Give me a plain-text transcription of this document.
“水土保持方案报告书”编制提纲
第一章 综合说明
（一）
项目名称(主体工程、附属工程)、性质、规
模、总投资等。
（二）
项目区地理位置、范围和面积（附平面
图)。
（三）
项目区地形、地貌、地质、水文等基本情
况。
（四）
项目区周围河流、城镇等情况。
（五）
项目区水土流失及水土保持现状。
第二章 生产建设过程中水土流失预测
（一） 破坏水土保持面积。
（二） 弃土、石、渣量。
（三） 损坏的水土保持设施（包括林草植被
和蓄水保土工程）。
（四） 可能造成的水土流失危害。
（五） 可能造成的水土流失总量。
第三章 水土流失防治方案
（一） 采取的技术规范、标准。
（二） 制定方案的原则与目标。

___

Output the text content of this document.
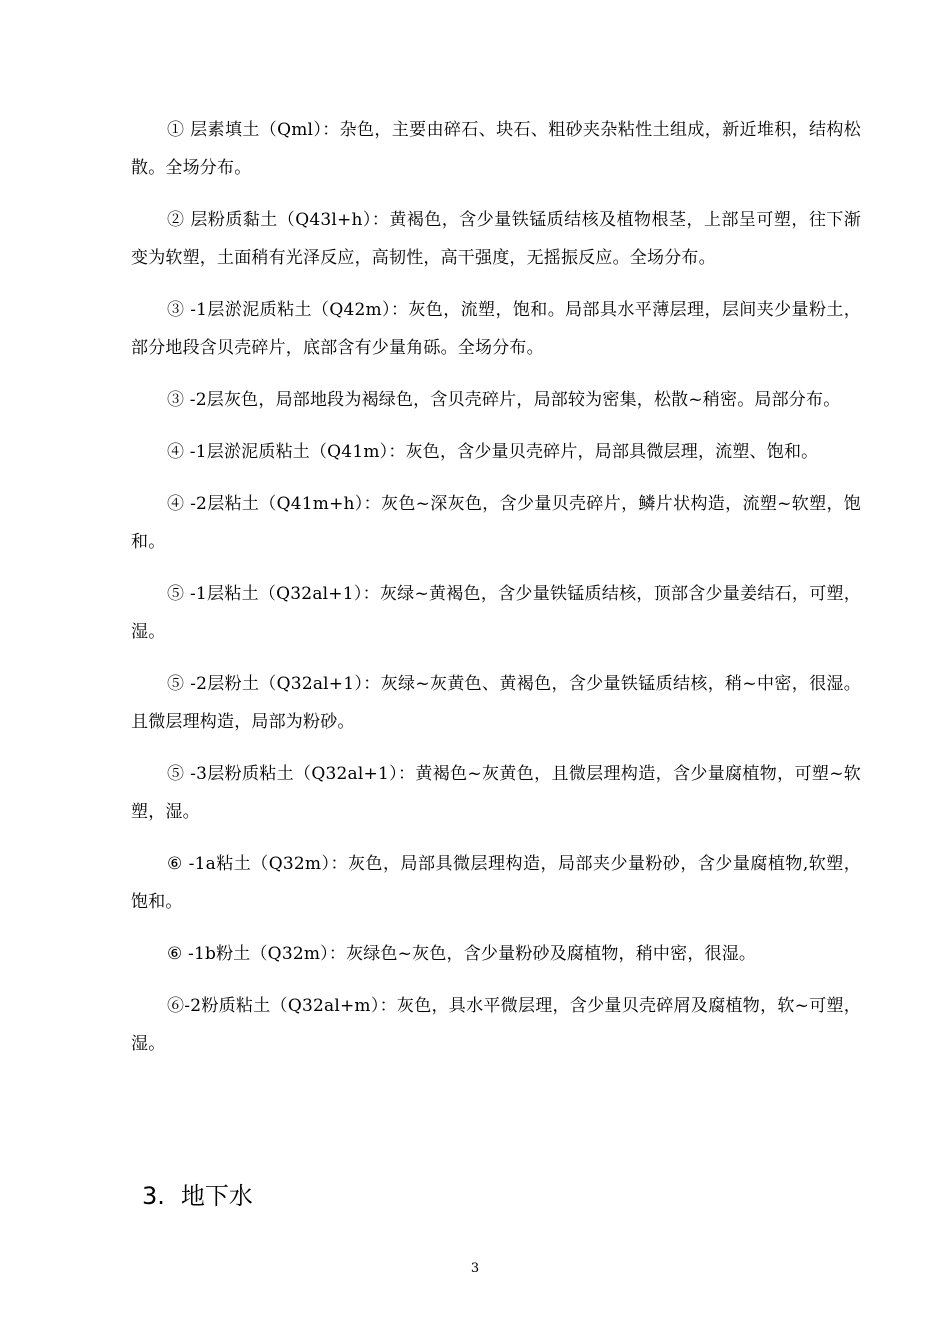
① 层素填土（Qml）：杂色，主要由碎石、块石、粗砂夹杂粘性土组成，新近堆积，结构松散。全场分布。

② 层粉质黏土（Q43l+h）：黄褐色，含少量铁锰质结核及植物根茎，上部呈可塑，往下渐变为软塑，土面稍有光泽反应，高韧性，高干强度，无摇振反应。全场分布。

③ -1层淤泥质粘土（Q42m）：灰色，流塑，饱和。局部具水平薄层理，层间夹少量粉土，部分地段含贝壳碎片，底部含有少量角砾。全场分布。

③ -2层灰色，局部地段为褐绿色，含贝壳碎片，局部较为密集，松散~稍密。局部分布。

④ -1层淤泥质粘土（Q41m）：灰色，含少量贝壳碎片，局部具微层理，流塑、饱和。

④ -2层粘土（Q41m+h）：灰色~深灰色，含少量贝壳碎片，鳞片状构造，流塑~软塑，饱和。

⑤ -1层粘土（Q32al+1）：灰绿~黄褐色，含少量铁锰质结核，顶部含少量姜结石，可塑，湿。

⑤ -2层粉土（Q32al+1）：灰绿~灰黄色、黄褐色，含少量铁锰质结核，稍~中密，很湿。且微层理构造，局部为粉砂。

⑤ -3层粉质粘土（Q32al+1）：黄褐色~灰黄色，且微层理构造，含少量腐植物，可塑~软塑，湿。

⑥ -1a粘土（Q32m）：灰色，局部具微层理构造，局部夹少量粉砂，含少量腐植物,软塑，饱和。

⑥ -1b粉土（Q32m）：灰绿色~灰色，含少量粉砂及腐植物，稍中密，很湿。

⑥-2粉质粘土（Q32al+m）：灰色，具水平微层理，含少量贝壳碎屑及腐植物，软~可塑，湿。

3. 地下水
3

___

Go through the records and gather the lines that hold "含少量腐植物".

⑤ -3层粉质粘土（Q32al+1）：黄褐色~灰黄色，且微层理构造，含少量腐植物，可塑~软塑，湿。
⑥ -1a粘土（Q32m）：灰色，局部具微层理构造，局部夹少量粉砂，含少量腐植物,软塑，饱和。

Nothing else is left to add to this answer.